## [Goal]
The records underneath are to be repeated exactly, with the pictures left out.

## [Record extracts]
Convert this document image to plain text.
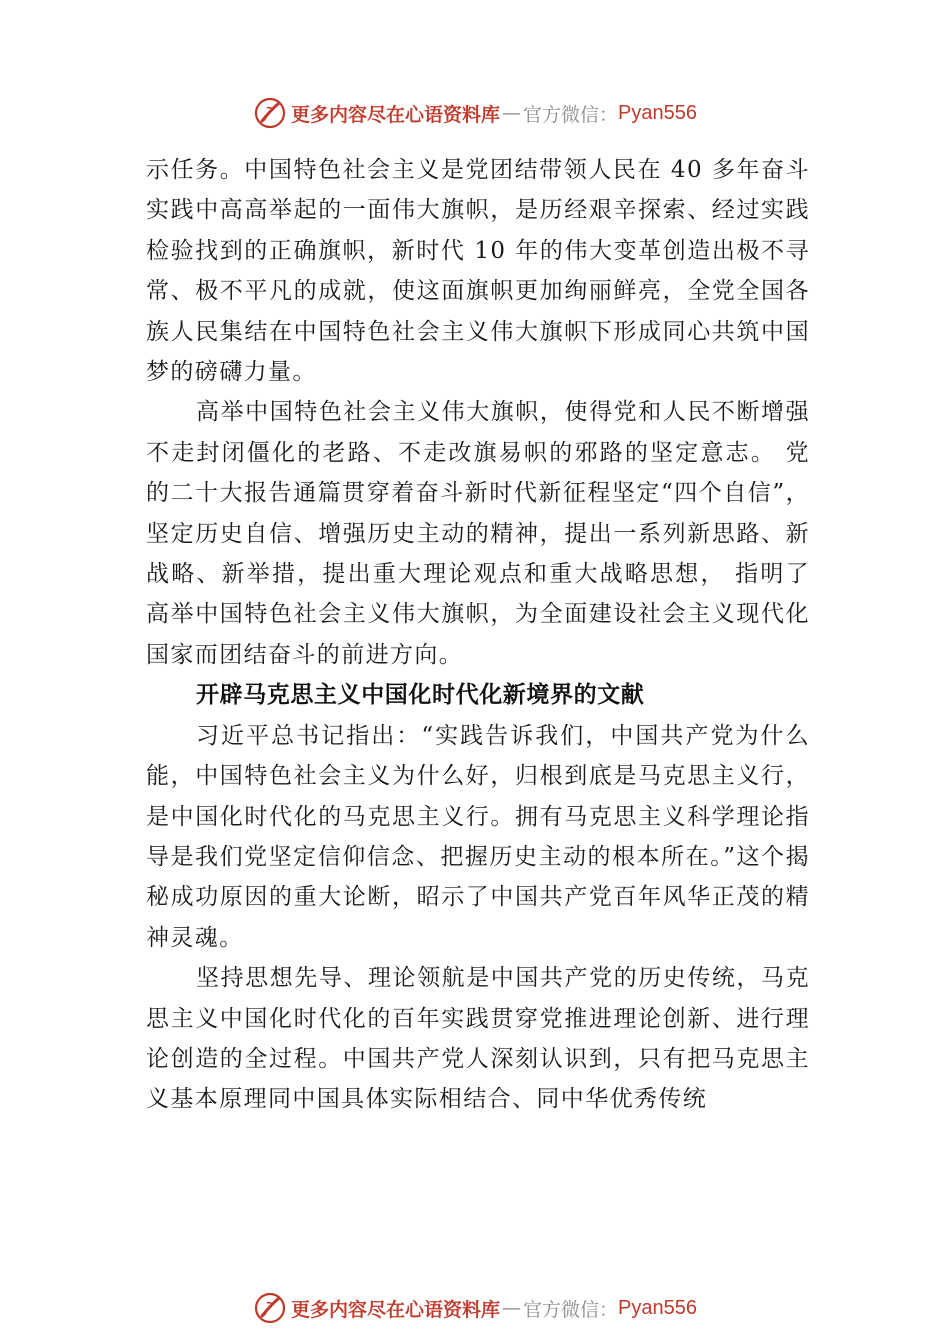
更多内容尽在心语资料库 — 官方微信： Pyan556

示任务。中国特色社会主义是党团结带领人民在 40 多年奋斗实践中高高举起的一面伟大旗帜，是历经艰辛探索、经过实践检验找到的正确旗帜，新时代 10 年的伟大变革创造出极不寻常、极不平凡的成就，使这面旗帜更加绚丽鲜亮，全党全国各族人民集结在中国特色社会主义伟大旗帜下形成同心共筑中国梦的磅礴力量。

高举中国特色社会主义伟大旗帜，使得党和人民不断增强不走封闭僵化的老路、不走改旗易帜的邪路的坚定意志。 党的二十大报告通篇贯穿着奋斗新时代新征程坚定“四个自信”，坚定历史自信、增强历史主动的精神，提出一系列新思路、新战略、新举措，提出重大理论观点和重大战略思想， 指明了高举中国特色社会主义伟大旗帜，为全面建设社会主义现代化国家而团结奋斗的前进方向。

开辟马克思主义中国化时代化新境界的文献

习近平总书记指出：“实践告诉我们，中国共产党为什么能，中国特色社会主义为什么好，归根到底是马克思主义行，是中国化时代化的马克思主义行。拥有马克思主义科学理论指导是我们党坚定信仰信念、把握历史主动的根本所在。”这个揭秘成功原因的重大论断，昭示了中国共产党百年风华正茂的精神灵魂。

坚持思想先导、理论领航是中国共产党的历史传统，马克思主义中国化时代化的百年实践贯穿党推进理论创新、进行理论创造的全过程。中国共产党人深刻认识到，只有把马克思主义基本原理同中国具体实际相结合、同中华优秀传统

更多内容尽在心语资料库 — 官方微信： Pyan556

## [Result of the exercise]
Convert this document image to plain text.
更多内容尽在心语资料库 — 官方微信： Pyan556

示任务。中国特色社会主义是党团结带领人民在 40 多年奋斗实践中高高举起的一面伟大旗帜，是历经艰辛探索、经过实践检验找到的正确旗帜，新时代 10 年的伟大变革创造出极不寻常、极不平凡的成就，使这面旗帜更加绚丽鲜亮，全党全国各族人民集结在中国特色社会主义伟大旗帜下形成同心共筑中国梦的磅礴力量。

高举中国特色社会主义伟大旗帜，使得党和人民不断增强不走封闭僵化的老路、不走改旗易帜的邪路的坚定意志。 党的二十大报告通篇贯穿着奋斗新时代新征程坚定“四个自信”，坚定历史自信、增强历史主动的精神，提出一系列新思路、新战略、新举措，提出重大理论观点和重大战略思想， 指明了高举中国特色社会主义伟大旗帜，为全面建设社会主义现代化国家而团结奋斗的前进方向。

开辟马克思主义中国化时代化新境界的文献

习近平总书记指出：“实践告诉我们，中国共产党为什么能，中国特色社会主义为什么好，归根到底是马克思主义行，是中国化时代化的马克思主义行。拥有马克思主义科学理论指导是我们党坚定信仰信念、把握历史主动的根本所在。”这个揭秘成功原因的重大论断，昭示了中国共产党百年风华正茂的精神灵魂。

坚持思想先导、理论领航是中国共产党的历史传统，马克思主义中国化时代化的百年实践贯穿党推进理论创新、进行理论创造的全过程。中国共产党人深刻认识到，只有把马克思主义基本原理同中国具体实际相结合、同中华优秀传统

更多内容尽在心语资料库 — 官方微信： Pyan556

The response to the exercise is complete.